* **What is needed**
Repeat the whole listing exactly as written.

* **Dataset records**
* Start *

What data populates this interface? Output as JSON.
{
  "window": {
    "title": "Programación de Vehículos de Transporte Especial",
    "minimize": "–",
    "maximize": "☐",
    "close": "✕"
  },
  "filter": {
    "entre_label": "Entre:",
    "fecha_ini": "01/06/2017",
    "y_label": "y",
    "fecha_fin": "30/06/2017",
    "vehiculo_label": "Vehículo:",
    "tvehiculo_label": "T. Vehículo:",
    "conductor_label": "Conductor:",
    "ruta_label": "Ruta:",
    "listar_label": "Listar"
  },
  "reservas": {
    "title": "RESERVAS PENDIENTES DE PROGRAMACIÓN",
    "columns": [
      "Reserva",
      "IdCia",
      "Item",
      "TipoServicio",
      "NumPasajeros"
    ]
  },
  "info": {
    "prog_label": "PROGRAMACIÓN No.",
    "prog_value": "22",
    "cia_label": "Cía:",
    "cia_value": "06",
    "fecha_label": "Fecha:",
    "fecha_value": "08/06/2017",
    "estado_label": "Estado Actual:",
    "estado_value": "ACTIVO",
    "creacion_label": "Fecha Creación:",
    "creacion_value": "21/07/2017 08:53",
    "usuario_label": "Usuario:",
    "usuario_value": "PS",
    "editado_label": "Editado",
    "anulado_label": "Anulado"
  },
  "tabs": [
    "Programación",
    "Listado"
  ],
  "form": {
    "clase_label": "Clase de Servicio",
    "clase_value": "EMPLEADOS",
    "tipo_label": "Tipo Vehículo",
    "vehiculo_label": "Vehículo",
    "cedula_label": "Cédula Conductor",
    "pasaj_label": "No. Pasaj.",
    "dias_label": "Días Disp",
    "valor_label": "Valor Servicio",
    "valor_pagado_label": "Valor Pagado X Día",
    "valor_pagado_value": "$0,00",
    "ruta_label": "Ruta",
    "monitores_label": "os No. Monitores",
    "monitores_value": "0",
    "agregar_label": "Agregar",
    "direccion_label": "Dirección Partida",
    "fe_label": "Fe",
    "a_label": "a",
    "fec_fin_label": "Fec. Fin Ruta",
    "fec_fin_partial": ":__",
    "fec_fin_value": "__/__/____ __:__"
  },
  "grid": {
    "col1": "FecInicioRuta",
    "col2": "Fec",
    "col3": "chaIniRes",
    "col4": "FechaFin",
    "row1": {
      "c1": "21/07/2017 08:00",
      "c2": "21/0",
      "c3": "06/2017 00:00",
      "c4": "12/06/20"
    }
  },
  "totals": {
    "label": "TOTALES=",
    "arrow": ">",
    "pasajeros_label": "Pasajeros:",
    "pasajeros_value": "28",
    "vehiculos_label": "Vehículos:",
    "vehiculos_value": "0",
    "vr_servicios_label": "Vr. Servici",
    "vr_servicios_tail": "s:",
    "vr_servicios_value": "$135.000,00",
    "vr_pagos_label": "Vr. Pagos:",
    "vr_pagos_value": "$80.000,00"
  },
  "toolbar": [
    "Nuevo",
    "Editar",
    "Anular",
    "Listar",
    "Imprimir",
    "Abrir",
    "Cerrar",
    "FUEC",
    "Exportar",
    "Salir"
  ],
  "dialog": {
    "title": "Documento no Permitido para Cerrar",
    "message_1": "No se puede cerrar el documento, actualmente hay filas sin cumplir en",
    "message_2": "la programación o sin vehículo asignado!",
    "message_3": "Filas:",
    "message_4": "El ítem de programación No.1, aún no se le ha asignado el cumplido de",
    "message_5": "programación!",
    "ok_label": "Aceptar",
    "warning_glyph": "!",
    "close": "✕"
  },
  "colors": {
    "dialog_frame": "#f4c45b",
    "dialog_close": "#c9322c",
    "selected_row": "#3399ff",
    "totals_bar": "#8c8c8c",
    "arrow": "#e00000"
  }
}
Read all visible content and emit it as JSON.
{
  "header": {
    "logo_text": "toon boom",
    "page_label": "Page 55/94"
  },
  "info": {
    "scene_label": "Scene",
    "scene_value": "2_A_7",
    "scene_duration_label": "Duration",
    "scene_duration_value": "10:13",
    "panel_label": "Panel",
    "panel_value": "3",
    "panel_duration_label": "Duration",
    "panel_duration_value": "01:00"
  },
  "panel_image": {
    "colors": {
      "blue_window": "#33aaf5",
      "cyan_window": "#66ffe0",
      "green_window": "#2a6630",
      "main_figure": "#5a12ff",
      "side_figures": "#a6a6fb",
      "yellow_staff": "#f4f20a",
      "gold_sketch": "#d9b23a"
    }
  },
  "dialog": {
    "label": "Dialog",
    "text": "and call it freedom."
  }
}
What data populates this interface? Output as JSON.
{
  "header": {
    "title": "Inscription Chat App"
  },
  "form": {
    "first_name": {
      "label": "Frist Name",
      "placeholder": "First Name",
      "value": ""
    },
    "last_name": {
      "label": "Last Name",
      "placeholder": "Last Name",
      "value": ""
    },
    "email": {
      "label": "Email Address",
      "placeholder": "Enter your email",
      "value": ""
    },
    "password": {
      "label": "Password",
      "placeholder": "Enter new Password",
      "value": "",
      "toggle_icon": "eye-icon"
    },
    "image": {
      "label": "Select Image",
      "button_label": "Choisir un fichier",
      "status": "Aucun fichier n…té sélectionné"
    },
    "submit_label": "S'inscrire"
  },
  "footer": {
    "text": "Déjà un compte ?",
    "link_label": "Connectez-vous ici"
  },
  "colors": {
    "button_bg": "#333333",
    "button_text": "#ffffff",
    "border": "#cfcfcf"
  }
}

* End *

* **Written response**
What data populates this interface? Output as JSON.
{
  "window": {
    "title": "Programación de Vehículos de Transporte Especial",
    "minimize": "–",
    "maximize": "☐",
    "close": "✕"
  },
  "filter": {
    "entre_label": "Entre:",
    "fecha_ini": "01/06/2017",
    "y_label": "y",
    "fecha_fin": "30/06/2017",
    "vehiculo_label": "Vehículo:",
    "tvehiculo_label": "T. Vehículo:",
    "conductor_label": "Conductor:",
    "ruta_label": "Ruta:",
    "listar_label": "Listar"
  },
  "reservas": {
    "title": "RESERVAS PENDIENTES DE PROGRAMACIÓN",
    "columns": [
      "Reserva",
      "IdCia",
      "Item",
      "TipoServicio",
      "NumPasajeros"
    ]
  },
  "info": {
    "prog_label": "PROGRAMACIÓN No.",
    "prog_value": "22",
    "cia_label": "Cía:",
    "cia_value": "06",
    "fecha_label": "Fecha:",
    "fecha_value": "08/06/2017",
    "estado_label": "Estado Actual:",
    "estado_value": "ACTIVO",
    "creacion_label": "Fecha Creación:",
    "creacion_value": "21/07/2017 08:53",
    "usuario_label": "Usuario:",
    "usuario_value": "PS",
    "editado_label": "Editado",
    "anulado_label": "Anulado"
  },
  "tabs": [
    "Programación",
    "Listado"
  ],
  "form": {
    "clase_label": "Clase de Servicio",
    "clase_value": "EMPLEADOS",
    "tipo_label": "Tipo Vehículo",
    "vehiculo_label": "Vehículo",
    "cedula_label": "Cédula Conductor",
    "pasaj_label": "No. Pasaj.",
    "dias_label": "Días Disp",
    "valor_label": "Valor Servicio",
    "valor_pagado_label": "Valor Pagado X Día",
    "valor_pagado_value": "$0,00",
    "ruta_label": "Ruta",
    "monitores_label": "os No. Monitores",
    "monitores_value": "0",
    "agregar_label": "Agregar",
    "direccion_label": "Dirección Partida",
    "fe_label": "Fe",
    "a_label": "a",
    "fec_fin_label": "Fec. Fin Ruta",
    "fec_fin_partial": ":__",
    "fec_fin_value": "__/__/____ __:__"
  },
  "grid": {
    "col1": "FecInicioRuta",
    "col2": "Fec",
    "col3": "chaIniRes",
    "col4": "FechaFin",
    "row1": {
      "c1": "21/07/2017 08:00",
      "c2": "21/0",
      "c3": "06/2017 00:00",
      "c4": "12/06/20"
    }
  },
  "totals": {
    "label": "TOTALES=",
    "arrow": ">",
    "pasajeros_label": "Pasajeros:",
    "pasajeros_value": "28",
    "vehiculos_label": "Vehículos:",
    "vehiculos_value": "0",
    "vr_servicios_label": "Vr. Servici",
    "vr_servicios_tail": "s:",
    "vr_servicios_value": "$135.000,00",
    "vr_pagos_label": "Vr. Pagos:",
    "vr_pagos_value": "$80.000,00"
  },
  "toolbar": [
    "Nuevo",
    "Editar",
    "Anular",
    "Listar",
    "Imprimir",
    "Abrir",
    "Cerrar",
    "FUEC",
    "Exportar",
    "Salir"
  ],
  "dialog": {
    "title": "Documento no Permitido para Cerrar",
    "message_1": "No se puede cerrar el documento, actualmente hay filas sin cumplir en",
    "message_2": "la programación o sin vehículo asignado!",
    "message_3": "Filas:",
    "message_4": "El ítem de programación No.1, aún no se le ha asignado el cumplido de",
    "message_5": "programación!",
    "ok_label": "Aceptar",
    "warning_glyph": "!",
    "close": "✕"
  },
  "colors": {
    "dialog_frame": "#f4c45b",
    "dialog_close": "#c9322c",
    "selected_row": "#3399ff",
    "totals_bar": "#8c8c8c",
    "arrow": "#e00000"
  }
}
Read all visible content and emit it as JSON.
{
  "header": {
    "logo_text": "toon boom",
    "page_label": "Page 55/94"
  },
  "info": {
    "scene_label": "Scene",
    "scene_value": "2_A_7",
    "scene_duration_label": "Duration",
    "scene_duration_value": "10:13",
    "panel_label": "Panel",
    "panel_value": "3",
    "panel_duration_label": "Duration",
    "panel_duration_value": "01:00"
  },
  "panel_image": {
    "colors": {
      "blue_window": "#33aaf5",
      "cyan_window": "#66ffe0",
      "green_window": "#2a6630",
      "main_figure": "#5a12ff",
      "side_figures": "#a6a6fb",
      "yellow_staff": "#f4f20a",
      "gold_sketch": "#d9b23a"
    }
  },
  "dialog": {
    "label": "Dialog",
    "text": "and call it freedom."
  }
}
What data populates this interface? Output as JSON.
{
  "header": {
    "title": "Inscription Chat App"
  },
  "form": {
    "first_name": {
      "label": "Frist Name",
      "placeholder": "First Name",
      "value": ""
    },
    "last_name": {
      "label": "Last Name",
      "placeholder": "Last Name",
      "value": ""
    },
    "email": {
      "label": "Email Address",
      "placeholder": "Enter your email",
      "value": ""
    },
    "password": {
      "label": "Password",
      "placeholder": "Enter new Password",
      "value": "",
      "toggle_icon": "eye-icon"
    },
    "image": {
      "label": "Select Image",
      "button_label": "Choisir un fichier",
      "status": "Aucun fichier n…té sélectionné"
    },
    "submit_label": "S'inscrire"
  },
  "footer": {
    "text": "Déjà un compte ?",
    "link_label": "Connectez-vous ici"
  },
  "colors": {
    "button_bg": "#333333",
    "button_text": "#ffffff",
    "border": "#cfcfcf"
  }
}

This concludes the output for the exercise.